-- Start of PROVIDED INFORMATION --

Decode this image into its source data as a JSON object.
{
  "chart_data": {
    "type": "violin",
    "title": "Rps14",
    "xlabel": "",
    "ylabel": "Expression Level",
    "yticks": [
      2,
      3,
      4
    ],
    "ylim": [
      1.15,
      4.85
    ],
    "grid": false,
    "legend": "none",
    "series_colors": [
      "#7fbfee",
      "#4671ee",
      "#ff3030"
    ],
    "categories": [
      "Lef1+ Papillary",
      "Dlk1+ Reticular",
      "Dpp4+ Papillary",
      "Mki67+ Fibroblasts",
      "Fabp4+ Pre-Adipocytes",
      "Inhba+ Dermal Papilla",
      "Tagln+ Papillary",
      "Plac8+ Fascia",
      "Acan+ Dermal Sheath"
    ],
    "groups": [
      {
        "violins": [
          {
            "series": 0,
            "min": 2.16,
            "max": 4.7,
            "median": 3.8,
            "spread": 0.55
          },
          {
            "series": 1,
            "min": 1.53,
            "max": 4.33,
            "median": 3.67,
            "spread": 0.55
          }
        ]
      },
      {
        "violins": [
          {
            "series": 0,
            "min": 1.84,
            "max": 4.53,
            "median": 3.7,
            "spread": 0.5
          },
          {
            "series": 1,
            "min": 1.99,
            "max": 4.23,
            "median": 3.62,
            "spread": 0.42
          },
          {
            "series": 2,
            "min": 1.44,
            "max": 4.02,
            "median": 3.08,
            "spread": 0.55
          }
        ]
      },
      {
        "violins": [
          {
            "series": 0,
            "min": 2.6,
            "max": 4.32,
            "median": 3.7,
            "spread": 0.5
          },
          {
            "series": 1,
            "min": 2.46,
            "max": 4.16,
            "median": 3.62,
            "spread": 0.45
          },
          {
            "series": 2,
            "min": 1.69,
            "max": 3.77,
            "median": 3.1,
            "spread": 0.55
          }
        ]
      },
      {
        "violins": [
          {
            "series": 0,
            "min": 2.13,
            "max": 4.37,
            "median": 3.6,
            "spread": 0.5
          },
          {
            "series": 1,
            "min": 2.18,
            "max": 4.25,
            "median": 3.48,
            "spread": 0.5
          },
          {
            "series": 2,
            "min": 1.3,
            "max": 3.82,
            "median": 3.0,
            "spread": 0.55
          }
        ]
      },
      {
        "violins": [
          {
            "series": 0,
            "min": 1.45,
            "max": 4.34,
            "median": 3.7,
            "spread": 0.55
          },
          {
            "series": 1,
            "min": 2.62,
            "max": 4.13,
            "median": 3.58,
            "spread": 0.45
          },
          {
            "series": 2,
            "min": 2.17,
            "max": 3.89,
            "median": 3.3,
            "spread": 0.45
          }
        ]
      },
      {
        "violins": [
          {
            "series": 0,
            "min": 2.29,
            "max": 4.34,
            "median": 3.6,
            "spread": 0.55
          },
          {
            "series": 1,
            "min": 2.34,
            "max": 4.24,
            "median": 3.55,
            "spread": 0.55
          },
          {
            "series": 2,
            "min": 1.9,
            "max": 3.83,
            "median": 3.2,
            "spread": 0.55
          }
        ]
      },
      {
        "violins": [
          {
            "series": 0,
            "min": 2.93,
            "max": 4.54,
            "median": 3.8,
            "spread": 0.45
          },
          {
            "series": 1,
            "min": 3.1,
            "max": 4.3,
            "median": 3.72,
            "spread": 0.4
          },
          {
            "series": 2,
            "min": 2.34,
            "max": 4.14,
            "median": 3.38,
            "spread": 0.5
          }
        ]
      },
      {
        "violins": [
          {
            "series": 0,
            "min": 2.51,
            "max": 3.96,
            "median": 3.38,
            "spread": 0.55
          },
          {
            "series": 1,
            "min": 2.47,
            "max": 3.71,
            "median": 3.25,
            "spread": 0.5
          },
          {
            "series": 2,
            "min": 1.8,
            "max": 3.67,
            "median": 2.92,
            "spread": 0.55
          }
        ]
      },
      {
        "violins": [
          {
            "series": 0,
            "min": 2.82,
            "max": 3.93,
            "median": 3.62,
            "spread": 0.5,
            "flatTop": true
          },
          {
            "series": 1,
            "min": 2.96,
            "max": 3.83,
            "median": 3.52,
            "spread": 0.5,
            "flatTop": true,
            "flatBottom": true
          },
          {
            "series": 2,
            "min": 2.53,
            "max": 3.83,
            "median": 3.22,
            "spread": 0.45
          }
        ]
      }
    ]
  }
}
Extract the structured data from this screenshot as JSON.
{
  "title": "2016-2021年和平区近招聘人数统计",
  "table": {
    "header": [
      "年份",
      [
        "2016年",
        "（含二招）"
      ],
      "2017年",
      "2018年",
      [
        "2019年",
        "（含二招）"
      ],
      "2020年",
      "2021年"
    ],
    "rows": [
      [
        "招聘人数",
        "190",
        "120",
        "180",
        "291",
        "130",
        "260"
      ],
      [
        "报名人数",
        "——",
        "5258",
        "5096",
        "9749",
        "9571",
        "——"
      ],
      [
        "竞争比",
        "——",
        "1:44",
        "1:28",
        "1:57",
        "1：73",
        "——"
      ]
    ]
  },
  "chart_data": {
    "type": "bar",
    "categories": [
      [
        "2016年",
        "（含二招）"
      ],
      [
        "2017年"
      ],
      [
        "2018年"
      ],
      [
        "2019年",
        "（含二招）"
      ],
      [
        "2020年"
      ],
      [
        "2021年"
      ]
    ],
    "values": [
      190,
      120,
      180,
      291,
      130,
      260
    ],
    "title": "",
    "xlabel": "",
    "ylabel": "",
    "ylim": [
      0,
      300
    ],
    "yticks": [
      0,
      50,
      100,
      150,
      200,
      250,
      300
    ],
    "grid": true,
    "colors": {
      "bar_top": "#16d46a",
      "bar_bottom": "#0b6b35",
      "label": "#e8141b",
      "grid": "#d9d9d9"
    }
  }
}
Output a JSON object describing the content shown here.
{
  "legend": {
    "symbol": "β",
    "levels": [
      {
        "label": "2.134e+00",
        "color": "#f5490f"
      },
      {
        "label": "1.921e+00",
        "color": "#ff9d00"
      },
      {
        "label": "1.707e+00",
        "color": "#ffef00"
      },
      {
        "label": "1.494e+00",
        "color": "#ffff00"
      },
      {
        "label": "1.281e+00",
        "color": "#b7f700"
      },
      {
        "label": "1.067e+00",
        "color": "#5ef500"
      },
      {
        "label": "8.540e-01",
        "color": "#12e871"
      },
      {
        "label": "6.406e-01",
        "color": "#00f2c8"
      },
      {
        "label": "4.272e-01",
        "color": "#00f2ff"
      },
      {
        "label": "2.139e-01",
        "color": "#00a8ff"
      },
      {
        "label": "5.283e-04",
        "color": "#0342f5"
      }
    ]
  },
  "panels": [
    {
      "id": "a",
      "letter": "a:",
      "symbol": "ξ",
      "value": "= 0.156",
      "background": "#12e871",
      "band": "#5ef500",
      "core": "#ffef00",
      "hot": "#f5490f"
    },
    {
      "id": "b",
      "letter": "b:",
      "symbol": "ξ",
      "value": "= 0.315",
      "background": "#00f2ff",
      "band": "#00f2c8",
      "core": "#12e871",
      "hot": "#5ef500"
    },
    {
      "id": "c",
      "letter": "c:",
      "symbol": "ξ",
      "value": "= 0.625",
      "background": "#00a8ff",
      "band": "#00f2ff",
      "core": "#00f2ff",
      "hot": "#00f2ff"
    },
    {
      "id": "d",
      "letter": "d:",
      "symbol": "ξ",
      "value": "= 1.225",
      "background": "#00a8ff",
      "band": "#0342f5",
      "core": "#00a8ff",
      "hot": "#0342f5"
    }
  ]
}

-- End of PROVIDED INFORMATION --

WHAT THIS TASK INVOLVES:
Return each line of the records above exactly as it reads.

COMPLETE ANSWER:
Decode this image into its source data as a JSON object.
{
  "chart_data": {
    "type": "violin",
    "title": "Rps14",
    "xlabel": "",
    "ylabel": "Expression Level",
    "yticks": [
      2,
      3,
      4
    ],
    "ylim": [
      1.15,
      4.85
    ],
    "grid": false,
    "legend": "none",
    "series_colors": [
      "#7fbfee",
      "#4671ee",
      "#ff3030"
    ],
    "categories": [
      "Lef1+ Papillary",
      "Dlk1+ Reticular",
      "Dpp4+ Papillary",
      "Mki67+ Fibroblasts",
      "Fabp4+ Pre-Adipocytes",
      "Inhba+ Dermal Papilla",
      "Tagln+ Papillary",
      "Plac8+ Fascia",
      "Acan+ Dermal Sheath"
    ],
    "groups": [
      {
        "violins": [
          {
            "series": 0,
            "min": 2.16,
            "max": 4.7,
            "median": 3.8,
            "spread": 0.55
          },
          {
            "series": 1,
            "min": 1.53,
            "max": 4.33,
            "median": 3.67,
            "spread": 0.55
          }
        ]
      },
      {
        "violins": [
          {
            "series": 0,
            "min": 1.84,
            "max": 4.53,
            "median": 3.7,
            "spread": 0.5
          },
          {
            "series": 1,
            "min": 1.99,
            "max": 4.23,
            "median": 3.62,
            "spread": 0.42
          },
          {
            "series": 2,
            "min": 1.44,
            "max": 4.02,
            "median": 3.08,
            "spread": 0.55
          }
        ]
      },
      {
        "violins": [
          {
            "series": 0,
            "min": 2.6,
            "max": 4.32,
            "median": 3.7,
            "spread": 0.5
          },
          {
            "series": 1,
            "min": 2.46,
            "max": 4.16,
            "median": 3.62,
            "spread": 0.45
          },
          {
            "series": 2,
            "min": 1.69,
            "max": 3.77,
            "median": 3.1,
            "spread": 0.55
          }
        ]
      },
      {
        "violins": [
          {
            "series": 0,
            "min": 2.13,
            "max": 4.37,
            "median": 3.6,
            "spread": 0.5
          },
          {
            "series": 1,
            "min": 2.18,
            "max": 4.25,
            "median": 3.48,
            "spread": 0.5
          },
          {
            "series": 2,
            "min": 1.3,
            "max": 3.82,
            "median": 3.0,
            "spread": 0.55
          }
        ]
      },
      {
        "violins": [
          {
            "series": 0,
            "min": 1.45,
            "max": 4.34,
            "median": 3.7,
            "spread": 0.55
          },
          {
            "series": 1,
            "min": 2.62,
            "max": 4.13,
            "median": 3.58,
            "spread": 0.45
          },
          {
            "series": 2,
            "min": 2.17,
            "max": 3.89,
            "median": 3.3,
            "spread": 0.45
          }
        ]
      },
      {
        "violins": [
          {
            "series": 0,
            "min": 2.29,
            "max": 4.34,
            "median": 3.6,
            "spread": 0.55
          },
          {
            "series": 1,
            "min": 2.34,
            "max": 4.24,
            "median": 3.55,
            "spread": 0.55
          },
          {
            "series": 2,
            "min": 1.9,
            "max": 3.83,
            "median": 3.2,
            "spread": 0.55
          }
        ]
      },
      {
        "violins": [
          {
            "series": 0,
            "min": 2.93,
            "max": 4.54,
            "median": 3.8,
            "spread": 0.45
          },
          {
            "series": 1,
            "min": 3.1,
            "max": 4.3,
            "median": 3.72,
            "spread": 0.4
          },
          {
            "series": 2,
            "min": 2.34,
            "max": 4.14,
            "median": 3.38,
            "spread": 0.5
          }
        ]
      },
      {
        "violins": [
          {
            "series": 0,
            "min": 2.51,
            "max": 3.96,
            "median": 3.38,
            "spread": 0.55
          },
          {
            "series": 1,
            "min": 2.47,
            "max": 3.71,
            "median": 3.25,
            "spread": 0.5
          },
          {
            "series": 2,
            "min": 1.8,
            "max": 3.67,
            "median": 2.92,
            "spread": 0.55
          }
        ]
      },
      {
        "violins": [
          {
            "series": 0,
            "min": 2.82,
            "max": 3.93,
            "median": 3.62,
            "spread": 0.5,
            "flatTop": true
          },
          {
            "series": 1,
            "min": 2.96,
            "max": 3.83,
            "median": 3.52,
            "spread": 0.5,
            "flatTop": true,
            "flatBottom": true
          },
          {
            "series": 2,
            "min": 2.53,
            "max": 3.83,
            "median": 3.22,
            "spread": 0.45
          }
        ]
      }
    ]
  }
}
Extract the structured data from this screenshot as JSON.
{
  "title": "2016-2021年和平区近招聘人数统计",
  "table": {
    "header": [
      "年份",
      [
        "2016年",
        "（含二招）"
      ],
      "2017年",
      "2018年",
      [
        "2019年",
        "（含二招）"
      ],
      "2020年",
      "2021年"
    ],
    "rows": [
      [
        "招聘人数",
        "190",
        "120",
        "180",
        "291",
        "130",
        "260"
      ],
      [
        "报名人数",
        "——",
        "5258",
        "5096",
        "9749",
        "9571",
        "——"
      ],
      [
        "竞争比",
        "——",
        "1:44",
        "1:28",
        "1:57",
        "1：73",
        "——"
      ]
    ]
  },
  "chart_data": {
    "type": "bar",
    "categories": [
      [
        "2016年",
        "（含二招）"
      ],
      [
        "2017年"
      ],
      [
        "2018年"
      ],
      [
        "2019年",
        "（含二招）"
      ],
      [
        "2020年"
      ],
      [
        "2021年"
      ]
    ],
    "values": [
      190,
      120,
      180,
      291,
      130,
      260
    ],
    "title": "",
    "xlabel": "",
    "ylabel": "",
    "ylim": [
      0,
      300
    ],
    "yticks": [
      0,
      50,
      100,
      150,
      200,
      250,
      300
    ],
    "grid": true,
    "colors": {
      "bar_top": "#16d46a",
      "bar_bottom": "#0b6b35",
      "label": "#e8141b",
      "grid": "#d9d9d9"
    }
  }
}
Output a JSON object describing the content shown here.
{
  "legend": {
    "symbol": "β",
    "levels": [
      {
        "label": "2.134e+00",
        "color": "#f5490f"
      },
      {
        "label": "1.921e+00",
        "color": "#ff9d00"
      },
      {
        "label": "1.707e+00",
        "color": "#ffef00"
      },
      {
        "label": "1.494e+00",
        "color": "#ffff00"
      },
      {
        "label": "1.281e+00",
        "color": "#b7f700"
      },
      {
        "label": "1.067e+00",
        "color": "#5ef500"
      },
      {
        "label": "8.540e-01",
        "color": "#12e871"
      },
      {
        "label": "6.406e-01",
        "color": "#00f2c8"
      },
      {
        "label": "4.272e-01",
        "color": "#00f2ff"
      },
      {
        "label": "2.139e-01",
        "color": "#00a8ff"
      },
      {
        "label": "5.283e-04",
        "color": "#0342f5"
      }
    ]
  },
  "panels": [
    {
      "id": "a",
      "letter": "a:",
      "symbol": "ξ",
      "value": "= 0.156",
      "background": "#12e871",
      "band": "#5ef500",
      "core": "#ffef00",
      "hot": "#f5490f"
    },
    {
      "id": "b",
      "letter": "b:",
      "symbol": "ξ",
      "value": "= 0.315",
      "background": "#00f2ff",
      "band": "#00f2c8",
      "core": "#12e871",
      "hot": "#5ef500"
    },
    {
      "id": "c",
      "letter": "c:",
      "symbol": "ξ",
      "value": "= 0.625",
      "background": "#00a8ff",
      "band": "#00f2ff",
      "core": "#00f2ff",
      "hot": "#00f2ff"
    },
    {
      "id": "d",
      "letter": "d:",
      "symbol": "ξ",
      "value": "= 1.225",
      "background": "#00a8ff",
      "band": "#0342f5",
      "core": "#00a8ff",
      "hot": "#0342f5"
    }
  ]
}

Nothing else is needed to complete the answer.